(Data extracted from a collection)
________________________________________

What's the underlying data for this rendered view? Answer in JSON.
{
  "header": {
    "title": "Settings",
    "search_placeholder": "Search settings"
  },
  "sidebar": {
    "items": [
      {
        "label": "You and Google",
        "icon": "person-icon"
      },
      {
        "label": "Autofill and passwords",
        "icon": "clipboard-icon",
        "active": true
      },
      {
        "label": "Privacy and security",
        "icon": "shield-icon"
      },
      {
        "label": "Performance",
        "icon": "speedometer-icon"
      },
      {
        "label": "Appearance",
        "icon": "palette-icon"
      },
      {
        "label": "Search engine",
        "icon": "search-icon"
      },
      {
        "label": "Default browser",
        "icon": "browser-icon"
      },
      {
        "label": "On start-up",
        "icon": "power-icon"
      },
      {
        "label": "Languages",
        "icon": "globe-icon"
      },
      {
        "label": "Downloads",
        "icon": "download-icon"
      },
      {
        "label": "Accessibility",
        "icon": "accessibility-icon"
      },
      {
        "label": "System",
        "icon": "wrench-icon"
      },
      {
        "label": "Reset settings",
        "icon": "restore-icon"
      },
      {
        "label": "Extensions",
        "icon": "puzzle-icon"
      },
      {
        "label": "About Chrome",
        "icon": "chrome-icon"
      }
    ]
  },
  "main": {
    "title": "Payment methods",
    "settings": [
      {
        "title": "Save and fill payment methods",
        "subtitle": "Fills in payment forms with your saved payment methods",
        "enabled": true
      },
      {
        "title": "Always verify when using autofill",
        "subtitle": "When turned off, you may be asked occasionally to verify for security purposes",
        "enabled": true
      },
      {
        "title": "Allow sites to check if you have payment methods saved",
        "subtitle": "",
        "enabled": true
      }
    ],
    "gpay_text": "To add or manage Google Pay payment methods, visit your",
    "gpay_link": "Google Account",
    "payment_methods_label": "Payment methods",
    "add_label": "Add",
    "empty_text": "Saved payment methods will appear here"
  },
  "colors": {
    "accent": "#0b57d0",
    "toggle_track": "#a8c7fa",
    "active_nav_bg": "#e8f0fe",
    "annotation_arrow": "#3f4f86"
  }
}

________________________________________

GIVEN REQUEST - Write out the records above again, keeping each one identical to the original.

PROBLEM SOLUTION -
What's the underlying data for this rendered view? Answer in JSON.
{
  "header": {
    "title": "Settings",
    "search_placeholder": "Search settings"
  },
  "sidebar": {
    "items": [
      {
        "label": "You and Google",
        "icon": "person-icon"
      },
      {
        "label": "Autofill and passwords",
        "icon": "clipboard-icon",
        "active": true
      },
      {
        "label": "Privacy and security",
        "icon": "shield-icon"
      },
      {
        "label": "Performance",
        "icon": "speedometer-icon"
      },
      {
        "label": "Appearance",
        "icon": "palette-icon"
      },
      {
        "label": "Search engine",
        "icon": "search-icon"
      },
      {
        "label": "Default browser",
        "icon": "browser-icon"
      },
      {
        "label": "On start-up",
        "icon": "power-icon"
      },
      {
        "label": "Languages",
        "icon": "globe-icon"
      },
      {
        "label": "Downloads",
        "icon": "download-icon"
      },
      {
        "label": "Accessibility",
        "icon": "accessibility-icon"
      },
      {
        "label": "System",
        "icon": "wrench-icon"
      },
      {
        "label": "Reset settings",
        "icon": "restore-icon"
      },
      {
        "label": "Extensions",
        "icon": "puzzle-icon"
      },
      {
        "label": "About Chrome",
        "icon": "chrome-icon"
      }
    ]
  },
  "main": {
    "title": "Payment methods",
    "settings": [
      {
        "title": "Save and fill payment methods",
        "subtitle": "Fills in payment forms with your saved payment methods",
        "enabled": true
      },
      {
        "title": "Always verify when using autofill",
        "subtitle": "When turned off, you may be asked occasionally to verify for security purposes",
        "enabled": true
      },
      {
        "title": "Allow sites to check if you have payment methods saved",
        "subtitle": "",
        "enabled": true
      }
    ],
    "gpay_text": "To add or manage Google Pay payment methods, visit your",
    "gpay_link": "Google Account",
    "payment_methods_label": "Payment methods",
    "add_label": "Add",
    "empty_text": "Saved payment methods will appear here"
  },
  "colors": {
    "accent": "#0b57d0",
    "toggle_track": "#a8c7fa",
    "active_nav_bg": "#e8f0fe",
    "annotation_arrow": "#3f4f86"
  }
}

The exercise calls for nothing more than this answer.